:: INFORMATION SHOWN

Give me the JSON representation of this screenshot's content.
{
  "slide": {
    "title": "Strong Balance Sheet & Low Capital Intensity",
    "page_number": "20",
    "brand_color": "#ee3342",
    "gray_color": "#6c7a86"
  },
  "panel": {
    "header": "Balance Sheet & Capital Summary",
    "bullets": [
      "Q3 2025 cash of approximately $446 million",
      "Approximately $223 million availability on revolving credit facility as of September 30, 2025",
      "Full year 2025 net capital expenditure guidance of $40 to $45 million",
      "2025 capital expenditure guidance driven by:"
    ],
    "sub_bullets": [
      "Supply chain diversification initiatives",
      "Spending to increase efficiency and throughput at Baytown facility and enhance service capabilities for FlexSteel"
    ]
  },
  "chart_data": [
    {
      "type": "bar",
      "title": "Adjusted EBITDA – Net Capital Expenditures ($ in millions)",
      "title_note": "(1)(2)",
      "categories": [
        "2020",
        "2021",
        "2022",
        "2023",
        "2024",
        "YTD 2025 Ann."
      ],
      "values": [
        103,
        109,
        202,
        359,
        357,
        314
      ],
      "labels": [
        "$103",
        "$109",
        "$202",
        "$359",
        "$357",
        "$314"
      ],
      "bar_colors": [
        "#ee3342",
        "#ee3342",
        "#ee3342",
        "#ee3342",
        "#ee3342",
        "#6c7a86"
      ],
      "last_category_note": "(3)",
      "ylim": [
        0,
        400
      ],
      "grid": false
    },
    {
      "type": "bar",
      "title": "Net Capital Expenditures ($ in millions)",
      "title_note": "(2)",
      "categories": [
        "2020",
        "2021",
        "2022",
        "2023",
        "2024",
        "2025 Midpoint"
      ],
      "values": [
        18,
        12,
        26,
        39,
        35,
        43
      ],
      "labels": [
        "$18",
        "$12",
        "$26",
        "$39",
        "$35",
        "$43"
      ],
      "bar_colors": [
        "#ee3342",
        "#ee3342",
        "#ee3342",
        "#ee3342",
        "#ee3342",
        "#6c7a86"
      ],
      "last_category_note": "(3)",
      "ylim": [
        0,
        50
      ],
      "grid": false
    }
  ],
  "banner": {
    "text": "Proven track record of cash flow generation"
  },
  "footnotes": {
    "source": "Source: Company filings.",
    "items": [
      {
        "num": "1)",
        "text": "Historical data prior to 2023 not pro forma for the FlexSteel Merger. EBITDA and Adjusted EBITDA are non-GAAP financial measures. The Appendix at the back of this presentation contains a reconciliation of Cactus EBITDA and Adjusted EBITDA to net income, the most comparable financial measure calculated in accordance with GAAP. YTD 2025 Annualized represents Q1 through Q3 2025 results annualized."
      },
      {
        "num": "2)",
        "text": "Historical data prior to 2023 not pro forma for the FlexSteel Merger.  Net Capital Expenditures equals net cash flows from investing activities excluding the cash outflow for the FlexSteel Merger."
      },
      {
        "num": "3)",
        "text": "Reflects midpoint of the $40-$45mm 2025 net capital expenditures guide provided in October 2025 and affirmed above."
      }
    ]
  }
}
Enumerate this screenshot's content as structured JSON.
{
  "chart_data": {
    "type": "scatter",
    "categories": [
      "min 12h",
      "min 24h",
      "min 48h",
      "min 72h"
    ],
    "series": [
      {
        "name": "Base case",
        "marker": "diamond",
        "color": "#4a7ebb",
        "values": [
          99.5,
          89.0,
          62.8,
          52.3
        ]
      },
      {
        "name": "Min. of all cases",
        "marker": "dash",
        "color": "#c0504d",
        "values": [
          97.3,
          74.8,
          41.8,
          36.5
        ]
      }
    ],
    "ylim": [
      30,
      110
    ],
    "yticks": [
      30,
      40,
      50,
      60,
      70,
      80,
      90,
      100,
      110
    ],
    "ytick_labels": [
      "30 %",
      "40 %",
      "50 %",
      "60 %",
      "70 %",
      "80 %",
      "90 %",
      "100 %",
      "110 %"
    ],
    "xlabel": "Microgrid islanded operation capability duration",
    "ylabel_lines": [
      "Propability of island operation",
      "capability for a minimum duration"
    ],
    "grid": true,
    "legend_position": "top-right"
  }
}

::::

Using the records above, gather all lines where the string "Balance" is present.

    "title": "Strong Balance Sheet & Low Capital Intensity",
    "header": "Balance Sheet & Capital Summary",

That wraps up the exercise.